>> begin
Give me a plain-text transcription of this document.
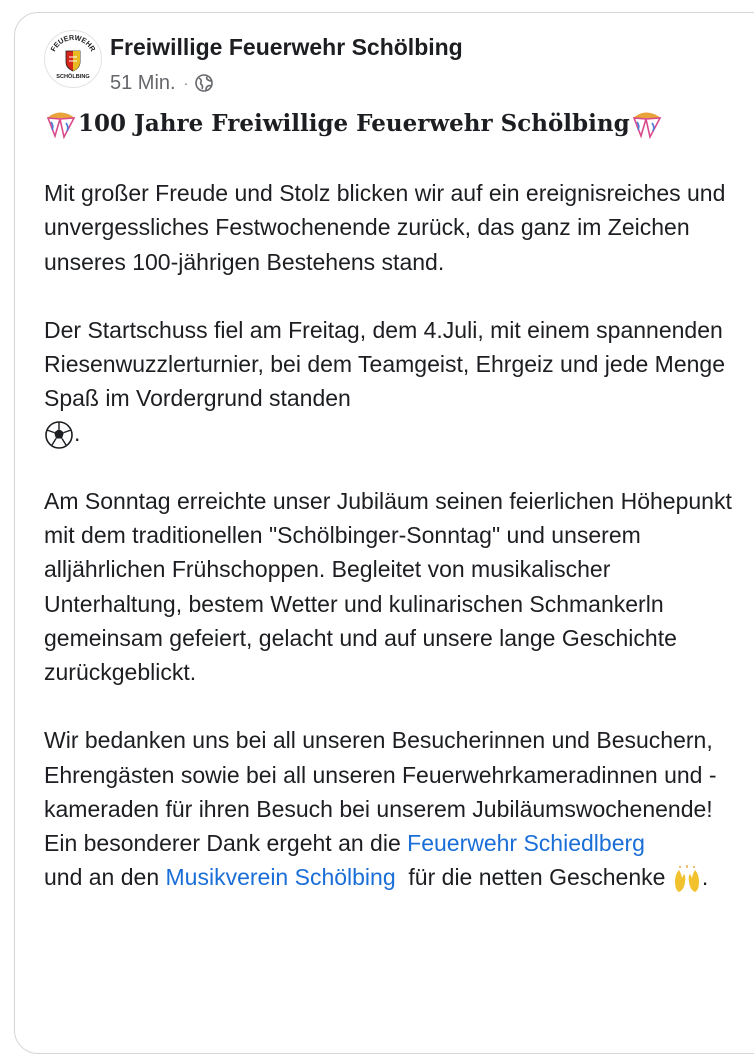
FEUERWEHR
SCHÖLBING
Freiwillige Feuerwehr Schölbing
51 Min. ·
100 Jahre Freiwillige Feuerwehr Schölbing

Mit großer Freude und Stolz blicken wir auf ein ereignisreiches und unvergessliches Festwochenende zurück, das ganz im Zeichen unseres 100-jährigen Bestehens stand.

Der Startschuss fiel am Freitag, dem 4.Juli, mit einem spannenden Riesenwuzzlerturnier, bei dem Teamgeist, Ehrgeiz und jede Menge Spaß im Vordergrund standen
.

Am Sonntag erreichte unser Jubiläum seinen feierlichen Höhepunkt mit dem traditionellen "Schölbinger-Sonntag" und unserem alljährlichen Frühschoppen. Begleitet von musikalischer Unterhaltung, bestem Wetter und kulinarischen Schmankerln gemeinsam gefeiert, gelacht und auf unsere lange Geschichte zurückgeblickt.

Wir bedanken uns bei all unseren Besucherinnen und Besuchern, Ehrengästen sowie bei all unseren Feuerwehrkameradinnen und -kameraden für ihren Besuch bei unserem Jubiläumswochenende! Ein besonderer Dank ergeht an die Feuerwehr Schiedlberg
und an den Musikverein Schölbing  für die netten Geschenke .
>> end
▶ **What is being asked**
Tally up the lines with the word "unserem" in them, and answer with that number by itself.

▶ **Exercise answer**
2